▸ **Written exercise**: Filter this material down to the lines that hold "store", copying each one.

Dataset items:
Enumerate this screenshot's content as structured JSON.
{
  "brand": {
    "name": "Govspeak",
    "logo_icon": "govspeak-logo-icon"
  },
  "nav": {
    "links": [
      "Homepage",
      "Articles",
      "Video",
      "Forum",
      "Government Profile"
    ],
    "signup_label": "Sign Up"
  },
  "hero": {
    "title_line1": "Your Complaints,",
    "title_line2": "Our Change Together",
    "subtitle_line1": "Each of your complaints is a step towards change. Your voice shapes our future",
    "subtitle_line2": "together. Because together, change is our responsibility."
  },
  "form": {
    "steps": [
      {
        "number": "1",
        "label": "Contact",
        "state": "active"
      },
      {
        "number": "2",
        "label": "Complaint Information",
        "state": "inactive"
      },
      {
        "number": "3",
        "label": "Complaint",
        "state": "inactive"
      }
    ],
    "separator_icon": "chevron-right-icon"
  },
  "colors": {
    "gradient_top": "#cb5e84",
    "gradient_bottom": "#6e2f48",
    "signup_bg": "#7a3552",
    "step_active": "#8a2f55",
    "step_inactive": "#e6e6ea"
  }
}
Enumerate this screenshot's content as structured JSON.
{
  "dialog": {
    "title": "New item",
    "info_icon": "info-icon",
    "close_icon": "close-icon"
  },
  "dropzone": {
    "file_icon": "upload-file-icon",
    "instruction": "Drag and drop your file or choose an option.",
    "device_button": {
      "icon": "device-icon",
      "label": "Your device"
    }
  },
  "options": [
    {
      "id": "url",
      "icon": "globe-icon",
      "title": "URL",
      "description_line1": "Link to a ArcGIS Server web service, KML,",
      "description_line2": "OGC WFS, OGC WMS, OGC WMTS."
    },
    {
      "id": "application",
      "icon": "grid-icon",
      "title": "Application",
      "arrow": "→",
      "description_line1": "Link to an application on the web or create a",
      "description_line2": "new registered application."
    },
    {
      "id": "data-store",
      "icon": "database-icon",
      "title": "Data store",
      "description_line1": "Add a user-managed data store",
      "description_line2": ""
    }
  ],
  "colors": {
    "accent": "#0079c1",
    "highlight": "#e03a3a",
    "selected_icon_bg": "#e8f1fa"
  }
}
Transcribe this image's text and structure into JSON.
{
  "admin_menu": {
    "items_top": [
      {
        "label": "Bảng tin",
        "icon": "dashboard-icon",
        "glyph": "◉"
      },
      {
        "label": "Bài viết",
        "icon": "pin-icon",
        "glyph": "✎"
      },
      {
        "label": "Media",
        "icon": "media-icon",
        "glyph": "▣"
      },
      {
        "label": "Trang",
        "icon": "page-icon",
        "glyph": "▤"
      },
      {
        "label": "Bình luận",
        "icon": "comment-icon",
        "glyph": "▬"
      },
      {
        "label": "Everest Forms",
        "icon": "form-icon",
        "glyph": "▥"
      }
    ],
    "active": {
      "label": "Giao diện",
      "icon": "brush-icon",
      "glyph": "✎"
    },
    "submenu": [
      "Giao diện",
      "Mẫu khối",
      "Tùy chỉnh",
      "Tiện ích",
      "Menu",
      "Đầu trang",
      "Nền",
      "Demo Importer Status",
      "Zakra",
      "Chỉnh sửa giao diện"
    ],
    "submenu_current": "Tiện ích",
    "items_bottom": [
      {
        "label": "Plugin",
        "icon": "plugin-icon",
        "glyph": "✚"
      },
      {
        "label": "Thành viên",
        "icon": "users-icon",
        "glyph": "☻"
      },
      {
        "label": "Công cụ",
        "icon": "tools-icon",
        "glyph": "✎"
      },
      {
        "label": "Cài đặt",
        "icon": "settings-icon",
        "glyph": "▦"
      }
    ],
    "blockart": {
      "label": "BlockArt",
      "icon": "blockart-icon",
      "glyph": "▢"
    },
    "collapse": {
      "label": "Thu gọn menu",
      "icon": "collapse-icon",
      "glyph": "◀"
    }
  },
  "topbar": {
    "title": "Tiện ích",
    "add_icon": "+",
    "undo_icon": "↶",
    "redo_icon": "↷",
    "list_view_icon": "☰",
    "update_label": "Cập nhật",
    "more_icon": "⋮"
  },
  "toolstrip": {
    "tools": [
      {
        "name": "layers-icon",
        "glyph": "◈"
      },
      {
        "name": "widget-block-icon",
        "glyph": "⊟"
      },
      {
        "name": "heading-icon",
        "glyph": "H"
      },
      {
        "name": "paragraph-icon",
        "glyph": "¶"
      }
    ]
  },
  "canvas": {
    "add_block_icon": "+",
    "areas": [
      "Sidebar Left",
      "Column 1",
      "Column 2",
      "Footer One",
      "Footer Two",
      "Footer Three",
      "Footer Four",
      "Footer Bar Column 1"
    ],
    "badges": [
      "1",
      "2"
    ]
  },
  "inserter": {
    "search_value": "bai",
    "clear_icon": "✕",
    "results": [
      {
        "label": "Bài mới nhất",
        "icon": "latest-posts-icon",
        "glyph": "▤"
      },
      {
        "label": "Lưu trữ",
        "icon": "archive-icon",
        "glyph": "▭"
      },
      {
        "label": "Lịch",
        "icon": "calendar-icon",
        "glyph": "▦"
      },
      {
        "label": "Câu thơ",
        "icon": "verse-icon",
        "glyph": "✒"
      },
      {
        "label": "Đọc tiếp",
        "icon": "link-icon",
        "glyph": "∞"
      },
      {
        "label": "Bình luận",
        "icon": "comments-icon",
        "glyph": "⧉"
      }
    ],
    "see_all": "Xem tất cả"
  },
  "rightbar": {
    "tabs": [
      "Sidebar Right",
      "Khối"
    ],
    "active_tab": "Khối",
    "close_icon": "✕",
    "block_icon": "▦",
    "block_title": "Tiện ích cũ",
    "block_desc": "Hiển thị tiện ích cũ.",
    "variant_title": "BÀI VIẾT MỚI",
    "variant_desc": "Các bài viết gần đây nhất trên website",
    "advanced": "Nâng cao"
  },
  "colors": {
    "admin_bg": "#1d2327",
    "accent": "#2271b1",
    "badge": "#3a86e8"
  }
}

▸ **Answer for this exercise**:
      "id": "data-store",
      "title": "Data store",
      "description_line1": "Add a user-managed data store",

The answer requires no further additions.